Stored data
## Begin

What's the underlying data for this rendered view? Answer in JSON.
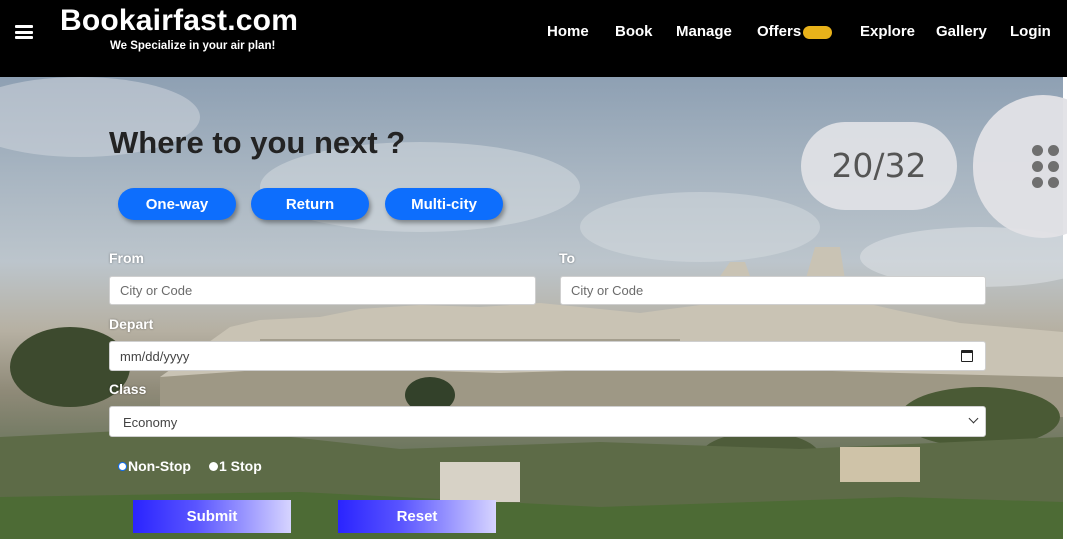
{
  "header": {
    "brand": "Bookairfast.com",
    "tagline": "We Specialize in your air plan!",
    "nav": [
      "Home",
      "Book",
      "Manage",
      "Offers",
      "Explore",
      "Gallery",
      "Login"
    ],
    "menu_icon": "hamburger-menu-icon",
    "offers_badge_color": "#e8b21a"
  },
  "form": {
    "title": "Where to you next ?",
    "trip_types": [
      "One-way",
      "Return",
      "Multi-city"
    ],
    "from_label": "From",
    "from_placeholder": "City or Code",
    "to_label": "To",
    "to_placeholder": "City or Code",
    "depart_label": "Depart",
    "depart_value": "mm/dd/yyyy",
    "class_label": "Class",
    "class_value": "Economy",
    "stops": [
      "Non-Stop",
      "1 Stop"
    ],
    "submit_label": "Submit",
    "reset_label": "Reset"
  },
  "overlay": {
    "counter": "20/32",
    "fab_icon": "dots-grid-icon"
  },
  "colors": {
    "accent": "#0d6efd",
    "header_bg": "#000000",
    "button_gradient": [
      "#2a24ff",
      "#d6d4ff"
    ]
  }
}
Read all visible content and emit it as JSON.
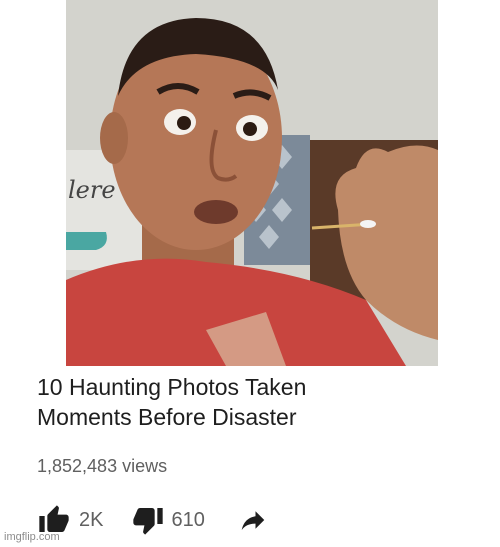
{
  "video": {
    "title_line1": "10 Haunting Photos Taken",
    "title_line2": "Moments Before Disaster",
    "views": "1,852,483 views",
    "likes": "2K",
    "dislikes": "610"
  },
  "thumbnail": {
    "wall_text": "lere"
  },
  "icons": {
    "like": "thumbs-up-icon",
    "dislike": "thumbs-down-icon",
    "share": "share-arrow-icon"
  },
  "watermark": "imgflip.com",
  "colors": {
    "text": "#1e1e1e",
    "meta": "#606060",
    "shirt": "#c8453f"
  }
}
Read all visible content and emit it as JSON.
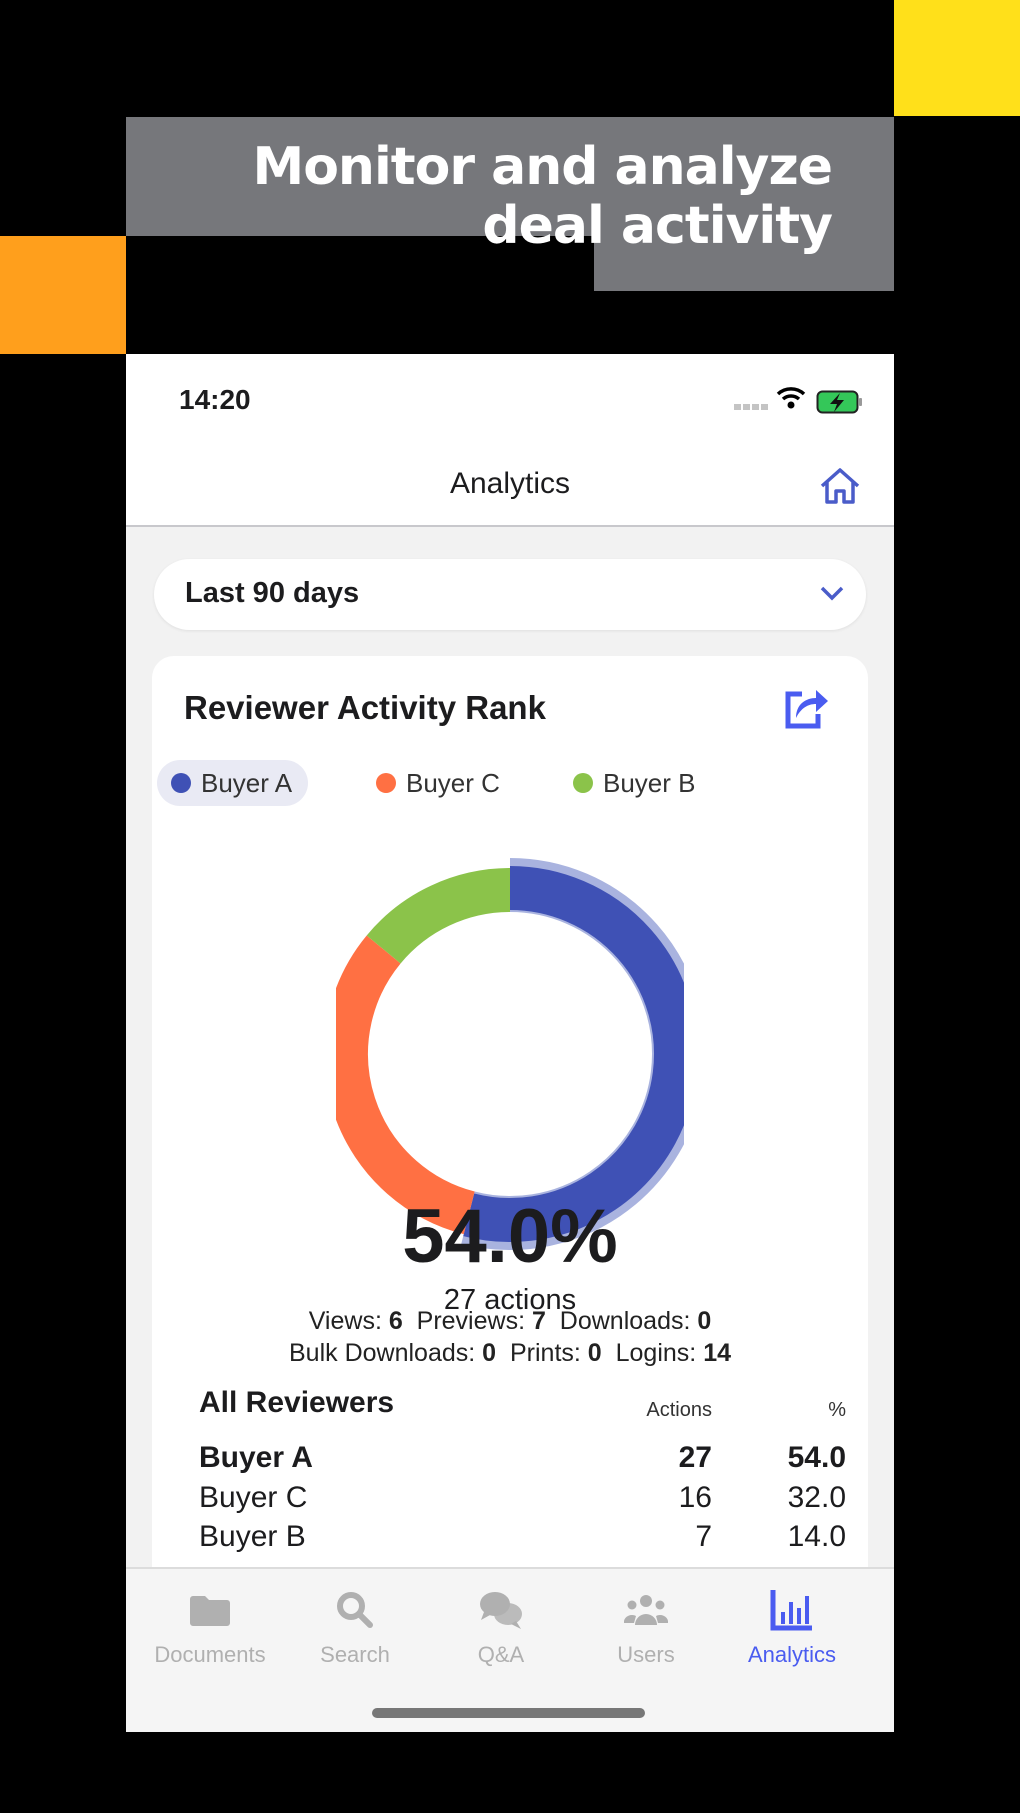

## End

Quote the material word for word, dropping any images it holds.

What's the underlying data for this rendered view? Answer in JSON.
{
  "header": {
    "brand": "Bookairfast.com",
    "tagline": "We Specialize in your air plan!",
    "nav": [
      "Home",
      "Book",
      "Manage",
      "Offers",
      "Explore",
      "Gallery",
      "Login"
    ],
    "menu_icon": "hamburger-menu-icon",
    "offers_badge_color": "#e8b21a"
  },
  "form": {
    "title": "Where to you next ?",
    "trip_types": [
      "One-way",
      "Return",
      "Multi-city"
    ],
    "from_label": "From",
    "from_placeholder": "City or Code",
    "to_label": "To",
    "to_placeholder": "City or Code",
    "depart_label": "Depart",
    "depart_value": "mm/dd/yyyy",
    "class_label": "Class",
    "class_value": "Economy",
    "stops": [
      "Non-Stop",
      "1 Stop"
    ],
    "submit_label": "Submit",
    "reset_label": "Reset"
  },
  "overlay": {
    "counter": "20/32",
    "fab_icon": "dots-grid-icon"
  },
  "colors": {
    "accent": "#0d6efd",
    "header_bg": "#000000",
    "button_gradient": [
      "#2a24ff",
      "#d6d4ff"
    ]
  }
}
Read all visible content and emit it as JSON.
{
  "video": {
    "title_line1": "10 Haunting Photos Taken",
    "title_line2": "Moments Before Disaster",
    "views": "1,852,483 views",
    "likes": "2K",
    "dislikes": "610"
  },
  "thumbnail": {
    "wall_text": "lere"
  },
  "icons": {
    "like": "thumbs-up-icon",
    "dislike": "thumbs-down-icon",
    "share": "share-arrow-icon"
  },
  "watermark": "imgflip.com",
  "colors": {
    "text": "#1e1e1e",
    "meta": "#606060",
    "shirt": "#c8453f"
  }
}
Read all visible content and emit it as JSON.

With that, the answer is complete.